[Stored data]
+===+
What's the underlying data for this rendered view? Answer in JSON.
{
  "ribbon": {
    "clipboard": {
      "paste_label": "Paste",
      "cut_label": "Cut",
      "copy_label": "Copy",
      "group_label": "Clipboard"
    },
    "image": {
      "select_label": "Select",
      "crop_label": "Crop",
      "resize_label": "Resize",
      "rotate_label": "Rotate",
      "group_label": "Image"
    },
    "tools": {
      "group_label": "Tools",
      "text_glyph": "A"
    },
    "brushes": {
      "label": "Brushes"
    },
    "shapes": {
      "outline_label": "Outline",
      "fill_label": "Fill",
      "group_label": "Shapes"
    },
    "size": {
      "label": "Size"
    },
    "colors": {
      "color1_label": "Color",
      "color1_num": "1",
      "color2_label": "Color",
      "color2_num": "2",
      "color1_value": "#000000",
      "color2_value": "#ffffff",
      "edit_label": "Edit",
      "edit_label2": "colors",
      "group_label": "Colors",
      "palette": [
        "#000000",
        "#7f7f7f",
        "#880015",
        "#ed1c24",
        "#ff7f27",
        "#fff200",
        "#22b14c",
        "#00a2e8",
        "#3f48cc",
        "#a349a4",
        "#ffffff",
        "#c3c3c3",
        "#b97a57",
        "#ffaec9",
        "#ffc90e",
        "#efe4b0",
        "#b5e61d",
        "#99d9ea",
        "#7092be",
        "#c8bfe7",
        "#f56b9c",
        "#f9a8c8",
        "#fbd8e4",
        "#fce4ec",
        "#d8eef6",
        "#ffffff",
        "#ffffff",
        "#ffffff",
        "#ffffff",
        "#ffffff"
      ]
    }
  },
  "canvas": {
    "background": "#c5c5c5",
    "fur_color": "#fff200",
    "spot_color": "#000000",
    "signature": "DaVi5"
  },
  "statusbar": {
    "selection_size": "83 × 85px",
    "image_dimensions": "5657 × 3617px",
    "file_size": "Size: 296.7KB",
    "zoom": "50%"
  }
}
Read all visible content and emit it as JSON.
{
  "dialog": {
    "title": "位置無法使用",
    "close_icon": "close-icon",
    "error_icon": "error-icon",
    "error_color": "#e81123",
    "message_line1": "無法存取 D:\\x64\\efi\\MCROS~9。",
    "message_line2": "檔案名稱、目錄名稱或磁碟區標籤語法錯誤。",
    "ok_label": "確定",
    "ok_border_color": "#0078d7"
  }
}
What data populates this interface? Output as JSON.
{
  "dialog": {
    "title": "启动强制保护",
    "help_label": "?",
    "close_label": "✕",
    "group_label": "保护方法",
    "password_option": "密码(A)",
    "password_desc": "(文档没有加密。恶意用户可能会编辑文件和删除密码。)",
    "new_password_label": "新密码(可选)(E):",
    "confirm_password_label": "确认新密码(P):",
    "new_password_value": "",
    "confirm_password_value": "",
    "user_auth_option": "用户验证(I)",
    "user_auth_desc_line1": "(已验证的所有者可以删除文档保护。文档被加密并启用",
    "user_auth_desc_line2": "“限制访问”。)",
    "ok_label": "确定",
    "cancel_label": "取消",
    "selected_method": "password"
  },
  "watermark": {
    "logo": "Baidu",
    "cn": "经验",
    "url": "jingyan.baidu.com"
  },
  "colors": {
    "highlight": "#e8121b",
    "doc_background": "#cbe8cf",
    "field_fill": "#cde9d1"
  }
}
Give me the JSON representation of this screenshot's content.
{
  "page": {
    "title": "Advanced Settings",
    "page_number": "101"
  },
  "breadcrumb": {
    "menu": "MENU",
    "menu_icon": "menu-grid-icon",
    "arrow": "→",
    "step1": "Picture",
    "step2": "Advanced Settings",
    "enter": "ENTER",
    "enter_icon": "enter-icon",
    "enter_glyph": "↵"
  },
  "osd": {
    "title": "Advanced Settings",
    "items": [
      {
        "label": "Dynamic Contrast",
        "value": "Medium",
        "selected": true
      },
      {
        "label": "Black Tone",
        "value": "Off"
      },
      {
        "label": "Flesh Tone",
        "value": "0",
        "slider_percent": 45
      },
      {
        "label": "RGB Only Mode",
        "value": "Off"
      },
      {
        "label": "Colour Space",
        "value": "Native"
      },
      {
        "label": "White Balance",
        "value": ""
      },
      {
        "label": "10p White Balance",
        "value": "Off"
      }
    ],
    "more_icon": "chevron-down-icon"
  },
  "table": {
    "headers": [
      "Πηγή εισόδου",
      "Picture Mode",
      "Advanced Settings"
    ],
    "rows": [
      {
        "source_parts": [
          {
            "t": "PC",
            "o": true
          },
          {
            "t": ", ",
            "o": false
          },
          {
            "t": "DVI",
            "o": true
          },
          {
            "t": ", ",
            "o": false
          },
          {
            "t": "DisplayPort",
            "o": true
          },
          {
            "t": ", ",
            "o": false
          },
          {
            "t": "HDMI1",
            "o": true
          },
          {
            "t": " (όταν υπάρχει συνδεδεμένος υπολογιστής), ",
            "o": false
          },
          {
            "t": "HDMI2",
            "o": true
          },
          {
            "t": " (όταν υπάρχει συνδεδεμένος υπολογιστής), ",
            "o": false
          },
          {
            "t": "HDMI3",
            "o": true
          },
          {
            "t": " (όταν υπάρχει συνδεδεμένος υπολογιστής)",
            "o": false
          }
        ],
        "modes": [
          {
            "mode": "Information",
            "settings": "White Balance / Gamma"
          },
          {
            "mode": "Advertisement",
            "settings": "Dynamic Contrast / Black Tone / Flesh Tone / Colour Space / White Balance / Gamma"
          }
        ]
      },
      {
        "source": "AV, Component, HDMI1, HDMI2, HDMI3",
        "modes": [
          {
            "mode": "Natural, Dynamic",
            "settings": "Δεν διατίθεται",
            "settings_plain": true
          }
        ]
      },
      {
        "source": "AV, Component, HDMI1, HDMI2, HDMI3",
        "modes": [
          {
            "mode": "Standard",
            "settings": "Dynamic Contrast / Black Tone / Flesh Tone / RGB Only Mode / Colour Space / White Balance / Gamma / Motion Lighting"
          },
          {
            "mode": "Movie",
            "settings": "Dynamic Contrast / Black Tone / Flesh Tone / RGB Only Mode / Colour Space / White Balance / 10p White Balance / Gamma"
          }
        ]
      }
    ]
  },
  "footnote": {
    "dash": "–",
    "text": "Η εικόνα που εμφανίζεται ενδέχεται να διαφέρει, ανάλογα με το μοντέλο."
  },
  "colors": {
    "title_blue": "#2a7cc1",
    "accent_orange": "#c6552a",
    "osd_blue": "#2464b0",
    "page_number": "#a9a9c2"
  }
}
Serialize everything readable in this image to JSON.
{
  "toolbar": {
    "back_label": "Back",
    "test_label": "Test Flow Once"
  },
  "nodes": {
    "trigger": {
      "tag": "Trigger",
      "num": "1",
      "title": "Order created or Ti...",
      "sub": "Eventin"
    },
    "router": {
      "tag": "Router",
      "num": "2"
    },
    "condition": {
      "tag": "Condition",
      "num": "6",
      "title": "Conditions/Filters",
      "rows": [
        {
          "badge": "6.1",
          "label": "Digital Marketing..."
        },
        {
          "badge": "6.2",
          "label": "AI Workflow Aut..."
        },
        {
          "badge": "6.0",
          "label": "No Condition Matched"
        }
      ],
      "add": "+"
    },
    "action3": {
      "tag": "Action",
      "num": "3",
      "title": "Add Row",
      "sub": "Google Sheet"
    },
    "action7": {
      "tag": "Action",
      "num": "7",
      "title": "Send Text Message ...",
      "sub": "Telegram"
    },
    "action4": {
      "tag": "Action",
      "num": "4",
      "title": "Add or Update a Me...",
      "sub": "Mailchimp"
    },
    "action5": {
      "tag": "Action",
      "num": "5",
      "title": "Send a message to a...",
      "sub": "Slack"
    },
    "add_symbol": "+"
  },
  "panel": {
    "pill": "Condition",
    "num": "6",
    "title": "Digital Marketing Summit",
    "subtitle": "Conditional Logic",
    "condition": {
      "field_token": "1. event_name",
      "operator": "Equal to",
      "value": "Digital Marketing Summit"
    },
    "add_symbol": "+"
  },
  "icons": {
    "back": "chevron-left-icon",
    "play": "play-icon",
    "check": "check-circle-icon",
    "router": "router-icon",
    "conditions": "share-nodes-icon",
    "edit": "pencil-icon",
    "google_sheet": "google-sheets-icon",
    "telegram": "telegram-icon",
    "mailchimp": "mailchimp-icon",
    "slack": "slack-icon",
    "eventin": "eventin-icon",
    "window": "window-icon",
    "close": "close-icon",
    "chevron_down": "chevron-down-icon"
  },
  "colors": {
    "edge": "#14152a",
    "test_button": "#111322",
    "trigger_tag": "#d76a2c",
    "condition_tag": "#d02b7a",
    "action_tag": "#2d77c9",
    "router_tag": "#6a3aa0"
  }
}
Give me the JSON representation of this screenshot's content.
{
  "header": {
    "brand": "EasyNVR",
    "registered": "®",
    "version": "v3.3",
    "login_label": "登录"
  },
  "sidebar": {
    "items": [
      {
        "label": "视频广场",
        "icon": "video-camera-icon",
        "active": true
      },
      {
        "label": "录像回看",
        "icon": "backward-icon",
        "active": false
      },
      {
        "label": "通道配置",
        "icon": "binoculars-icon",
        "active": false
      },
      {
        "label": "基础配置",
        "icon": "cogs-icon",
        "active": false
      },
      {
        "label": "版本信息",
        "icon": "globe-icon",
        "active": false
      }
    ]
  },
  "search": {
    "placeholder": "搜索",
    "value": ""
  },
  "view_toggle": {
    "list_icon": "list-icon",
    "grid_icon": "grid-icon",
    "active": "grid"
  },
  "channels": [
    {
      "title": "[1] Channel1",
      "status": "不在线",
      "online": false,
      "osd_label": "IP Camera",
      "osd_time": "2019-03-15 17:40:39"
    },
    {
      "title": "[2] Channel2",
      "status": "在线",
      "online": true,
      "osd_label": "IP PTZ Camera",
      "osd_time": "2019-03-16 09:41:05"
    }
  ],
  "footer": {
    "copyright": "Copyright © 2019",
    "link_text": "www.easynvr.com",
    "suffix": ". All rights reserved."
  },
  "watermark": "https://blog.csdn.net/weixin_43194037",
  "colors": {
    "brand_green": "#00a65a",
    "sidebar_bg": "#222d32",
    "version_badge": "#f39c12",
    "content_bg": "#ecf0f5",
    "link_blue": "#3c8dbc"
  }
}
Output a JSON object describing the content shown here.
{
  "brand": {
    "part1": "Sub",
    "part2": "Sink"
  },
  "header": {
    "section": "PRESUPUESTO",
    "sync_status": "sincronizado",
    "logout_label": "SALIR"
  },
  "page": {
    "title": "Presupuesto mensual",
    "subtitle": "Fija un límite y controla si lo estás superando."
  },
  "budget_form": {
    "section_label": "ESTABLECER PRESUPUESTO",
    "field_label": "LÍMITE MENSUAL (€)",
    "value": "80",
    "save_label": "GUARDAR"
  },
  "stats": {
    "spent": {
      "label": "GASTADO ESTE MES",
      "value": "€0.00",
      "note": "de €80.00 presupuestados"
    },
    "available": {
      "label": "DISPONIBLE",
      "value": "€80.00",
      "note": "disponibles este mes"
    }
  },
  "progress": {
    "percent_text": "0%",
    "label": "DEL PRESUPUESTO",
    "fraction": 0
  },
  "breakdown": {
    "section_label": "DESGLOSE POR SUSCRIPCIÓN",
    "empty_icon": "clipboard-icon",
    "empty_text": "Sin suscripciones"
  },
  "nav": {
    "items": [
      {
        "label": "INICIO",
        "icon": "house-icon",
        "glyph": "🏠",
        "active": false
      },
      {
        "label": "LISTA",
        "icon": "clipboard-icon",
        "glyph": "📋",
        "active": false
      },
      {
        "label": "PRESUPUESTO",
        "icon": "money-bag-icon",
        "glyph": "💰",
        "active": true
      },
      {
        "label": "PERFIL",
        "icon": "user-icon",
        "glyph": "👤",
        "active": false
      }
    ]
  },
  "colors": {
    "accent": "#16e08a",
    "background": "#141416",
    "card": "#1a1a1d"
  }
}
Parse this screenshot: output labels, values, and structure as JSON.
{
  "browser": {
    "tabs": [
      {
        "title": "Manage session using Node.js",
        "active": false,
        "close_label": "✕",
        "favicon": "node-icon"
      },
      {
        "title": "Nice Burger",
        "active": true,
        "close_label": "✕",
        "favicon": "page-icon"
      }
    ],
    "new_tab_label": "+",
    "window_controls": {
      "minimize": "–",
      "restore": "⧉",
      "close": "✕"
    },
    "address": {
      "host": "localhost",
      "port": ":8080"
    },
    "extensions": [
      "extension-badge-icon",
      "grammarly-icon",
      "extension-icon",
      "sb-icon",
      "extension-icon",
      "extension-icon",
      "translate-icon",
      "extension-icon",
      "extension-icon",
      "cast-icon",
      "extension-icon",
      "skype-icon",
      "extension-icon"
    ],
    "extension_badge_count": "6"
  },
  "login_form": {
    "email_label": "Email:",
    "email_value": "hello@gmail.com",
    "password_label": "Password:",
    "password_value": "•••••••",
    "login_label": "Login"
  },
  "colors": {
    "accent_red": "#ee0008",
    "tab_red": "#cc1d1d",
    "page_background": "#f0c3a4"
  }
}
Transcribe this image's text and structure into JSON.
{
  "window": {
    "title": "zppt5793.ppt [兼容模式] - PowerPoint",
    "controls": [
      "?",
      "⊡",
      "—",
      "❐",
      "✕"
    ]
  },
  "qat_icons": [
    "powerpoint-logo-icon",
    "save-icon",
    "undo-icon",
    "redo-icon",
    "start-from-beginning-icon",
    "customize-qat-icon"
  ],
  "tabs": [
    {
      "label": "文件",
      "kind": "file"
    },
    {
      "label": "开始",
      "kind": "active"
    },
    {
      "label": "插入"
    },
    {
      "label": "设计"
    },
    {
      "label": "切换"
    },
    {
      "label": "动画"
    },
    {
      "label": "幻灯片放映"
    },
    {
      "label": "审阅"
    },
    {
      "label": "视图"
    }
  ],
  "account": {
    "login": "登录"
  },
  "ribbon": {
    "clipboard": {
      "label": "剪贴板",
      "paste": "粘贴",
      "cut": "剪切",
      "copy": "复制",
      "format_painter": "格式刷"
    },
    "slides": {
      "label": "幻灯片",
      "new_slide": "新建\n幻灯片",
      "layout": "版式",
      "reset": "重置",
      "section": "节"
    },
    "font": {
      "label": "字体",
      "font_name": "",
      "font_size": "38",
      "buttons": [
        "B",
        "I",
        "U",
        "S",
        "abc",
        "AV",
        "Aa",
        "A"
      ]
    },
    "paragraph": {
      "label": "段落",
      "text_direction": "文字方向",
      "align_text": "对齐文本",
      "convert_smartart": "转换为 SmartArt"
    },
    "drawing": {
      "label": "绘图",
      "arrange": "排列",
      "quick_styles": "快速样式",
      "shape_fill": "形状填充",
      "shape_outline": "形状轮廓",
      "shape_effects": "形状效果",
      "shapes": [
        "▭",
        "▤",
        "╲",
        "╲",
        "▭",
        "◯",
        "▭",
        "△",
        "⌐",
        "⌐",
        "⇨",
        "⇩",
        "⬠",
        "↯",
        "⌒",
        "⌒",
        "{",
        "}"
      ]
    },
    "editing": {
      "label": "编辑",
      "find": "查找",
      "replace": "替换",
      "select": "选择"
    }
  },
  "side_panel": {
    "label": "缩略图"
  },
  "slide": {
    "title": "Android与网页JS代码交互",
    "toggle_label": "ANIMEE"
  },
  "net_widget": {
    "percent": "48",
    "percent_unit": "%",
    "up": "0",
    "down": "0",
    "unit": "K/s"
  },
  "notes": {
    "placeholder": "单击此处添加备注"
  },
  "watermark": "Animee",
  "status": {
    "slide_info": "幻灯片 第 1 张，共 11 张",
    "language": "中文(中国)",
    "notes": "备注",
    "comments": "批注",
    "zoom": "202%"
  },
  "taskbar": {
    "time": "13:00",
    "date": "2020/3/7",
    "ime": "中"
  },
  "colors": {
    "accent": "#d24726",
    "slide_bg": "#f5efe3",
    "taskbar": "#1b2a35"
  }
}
+===+
◆ Directions for this task: Sift the material for lines with the string "subtitle". Copy each one found.

◆ Problem solution:
    "subtitle": "Conditional Logic",
    "subtitle": "Fija un límite y controla si lo estás superando."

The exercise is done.